PROBLEM REQUIREMENTS = Extract the records below and write out every line as it stands.

TASK DATA =
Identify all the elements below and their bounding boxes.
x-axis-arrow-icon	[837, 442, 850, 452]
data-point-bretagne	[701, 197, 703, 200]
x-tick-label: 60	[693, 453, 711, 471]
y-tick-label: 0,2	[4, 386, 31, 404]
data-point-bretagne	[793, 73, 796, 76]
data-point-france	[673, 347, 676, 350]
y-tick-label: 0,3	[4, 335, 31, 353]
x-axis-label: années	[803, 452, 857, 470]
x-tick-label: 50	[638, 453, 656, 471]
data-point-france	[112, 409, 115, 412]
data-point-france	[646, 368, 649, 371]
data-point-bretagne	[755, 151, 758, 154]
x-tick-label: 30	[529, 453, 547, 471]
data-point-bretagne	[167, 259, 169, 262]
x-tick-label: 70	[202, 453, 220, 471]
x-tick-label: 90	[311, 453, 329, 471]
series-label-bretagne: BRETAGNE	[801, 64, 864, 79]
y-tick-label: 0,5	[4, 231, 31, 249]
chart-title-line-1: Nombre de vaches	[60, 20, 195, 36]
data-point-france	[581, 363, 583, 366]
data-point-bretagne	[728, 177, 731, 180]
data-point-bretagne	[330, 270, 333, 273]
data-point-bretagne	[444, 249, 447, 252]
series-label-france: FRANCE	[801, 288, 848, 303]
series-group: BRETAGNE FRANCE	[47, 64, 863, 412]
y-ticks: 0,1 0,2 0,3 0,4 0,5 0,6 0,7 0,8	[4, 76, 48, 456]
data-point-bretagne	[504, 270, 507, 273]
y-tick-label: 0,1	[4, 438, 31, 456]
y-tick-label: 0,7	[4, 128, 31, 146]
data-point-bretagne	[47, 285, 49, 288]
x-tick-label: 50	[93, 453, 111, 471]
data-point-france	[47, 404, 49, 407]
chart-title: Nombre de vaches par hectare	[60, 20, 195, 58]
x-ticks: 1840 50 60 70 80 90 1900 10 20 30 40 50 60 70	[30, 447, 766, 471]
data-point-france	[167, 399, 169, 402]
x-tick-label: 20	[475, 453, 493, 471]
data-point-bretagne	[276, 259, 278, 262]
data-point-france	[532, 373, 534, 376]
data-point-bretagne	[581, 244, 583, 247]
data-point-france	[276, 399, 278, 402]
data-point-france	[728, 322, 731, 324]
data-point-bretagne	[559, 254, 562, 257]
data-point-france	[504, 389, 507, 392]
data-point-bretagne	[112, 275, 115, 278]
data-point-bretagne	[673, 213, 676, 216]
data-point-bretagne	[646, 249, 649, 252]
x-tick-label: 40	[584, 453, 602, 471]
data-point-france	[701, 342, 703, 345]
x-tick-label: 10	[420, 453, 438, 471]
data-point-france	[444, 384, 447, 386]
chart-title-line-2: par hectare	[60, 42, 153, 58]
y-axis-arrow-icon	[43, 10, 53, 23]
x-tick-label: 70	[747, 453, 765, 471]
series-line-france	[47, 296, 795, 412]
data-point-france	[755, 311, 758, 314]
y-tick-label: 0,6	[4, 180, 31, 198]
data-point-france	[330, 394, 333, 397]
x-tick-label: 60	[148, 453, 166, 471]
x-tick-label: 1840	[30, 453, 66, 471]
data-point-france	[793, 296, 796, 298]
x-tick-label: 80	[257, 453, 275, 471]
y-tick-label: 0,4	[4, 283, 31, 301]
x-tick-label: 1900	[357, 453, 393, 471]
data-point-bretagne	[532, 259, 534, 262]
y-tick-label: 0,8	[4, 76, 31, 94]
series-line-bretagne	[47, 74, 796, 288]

PROBLEM SOLUTION =
Identify all the elements below and their bounding boxes.
x-axis-arrow-icon	[837, 442, 850, 452]
data-point-bretagne	[701, 197, 703, 200]
x-tick-label: 60	[693, 453, 711, 471]
y-tick-label: 0,2	[4, 386, 31, 404]
data-point-bretagne	[793, 73, 796, 76]
data-point-france	[673, 347, 676, 350]
y-tick-label: 0,3	[4, 335, 31, 353]
x-axis-label: années	[803, 452, 857, 470]
x-tick-label: 50	[638, 453, 656, 471]
data-point-france	[112, 409, 115, 412]
data-point-france	[646, 368, 649, 371]
data-point-bretagne	[755, 151, 758, 154]
x-tick-label: 30	[529, 453, 547, 471]
data-point-bretagne	[167, 259, 169, 262]
x-tick-label: 70	[202, 453, 220, 471]
x-tick-label: 90	[311, 453, 329, 471]
series-label-bretagne: BRETAGNE	[801, 64, 864, 79]
y-tick-label: 0,5	[4, 231, 31, 249]
chart-title-line-1: Nombre de vaches	[60, 20, 195, 36]
data-point-france	[581, 363, 583, 366]
data-point-bretagne	[728, 177, 731, 180]
data-point-bretagne	[330, 270, 333, 273]
data-point-bretagne	[444, 249, 447, 252]
series-label-france: FRANCE	[801, 288, 848, 303]
series-group: BRETAGNE FRANCE	[47, 64, 863, 412]
y-ticks: 0,1 0,2 0,3 0,4 0,5 0,6 0,7 0,8	[4, 76, 48, 456]
data-point-bretagne	[504, 270, 507, 273]
y-tick-label: 0,1	[4, 438, 31, 456]
y-tick-label: 0,7	[4, 128, 31, 146]
data-point-bretagne	[47, 285, 49, 288]
x-tick-label: 50	[93, 453, 111, 471]
data-point-france	[47, 404, 49, 407]
chart-title: Nombre de vaches par hectare	[60, 20, 195, 58]
x-ticks: 1840 50 60 70 80 90 1900 10 20 30 40 50 60 70	[30, 447, 766, 471]
data-point-france	[167, 399, 169, 402]
x-tick-label: 20	[475, 453, 493, 471]
data-point-bretagne	[276, 259, 278, 262]
data-point-france	[532, 373, 534, 376]
data-point-bretagne	[581, 244, 583, 247]
data-point-france	[276, 399, 278, 402]
data-point-france	[728, 322, 731, 324]
data-point-bretagne	[559, 254, 562, 257]
data-point-france	[504, 389, 507, 392]
data-point-bretagne	[112, 275, 115, 278]
data-point-bretagne	[673, 213, 676, 216]
data-point-bretagne	[646, 249, 649, 252]
x-tick-label: 40	[584, 453, 602, 471]
data-point-france	[701, 342, 703, 345]
x-tick-label: 10	[420, 453, 438, 471]
data-point-france	[444, 384, 447, 386]
chart-title-line-2: par hectare	[60, 42, 153, 58]
y-axis-arrow-icon	[43, 10, 53, 23]
x-tick-label: 70	[747, 453, 765, 471]
series-line-france	[47, 296, 795, 412]
data-point-france	[755, 311, 758, 314]
y-tick-label: 0,6	[4, 180, 31, 198]
data-point-france	[330, 394, 333, 397]
x-tick-label: 60	[148, 453, 166, 471]
x-tick-label: 1840	[30, 453, 66, 471]
data-point-france	[793, 296, 796, 298]
x-tick-label: 80	[257, 453, 275, 471]
y-tick-label: 0,4	[4, 283, 31, 301]
x-tick-label: 1900	[357, 453, 393, 471]
data-point-bretagne	[532, 259, 534, 262]
y-tick-label: 0,8	[4, 76, 31, 94]
series-line-bretagne	[47, 74, 796, 288]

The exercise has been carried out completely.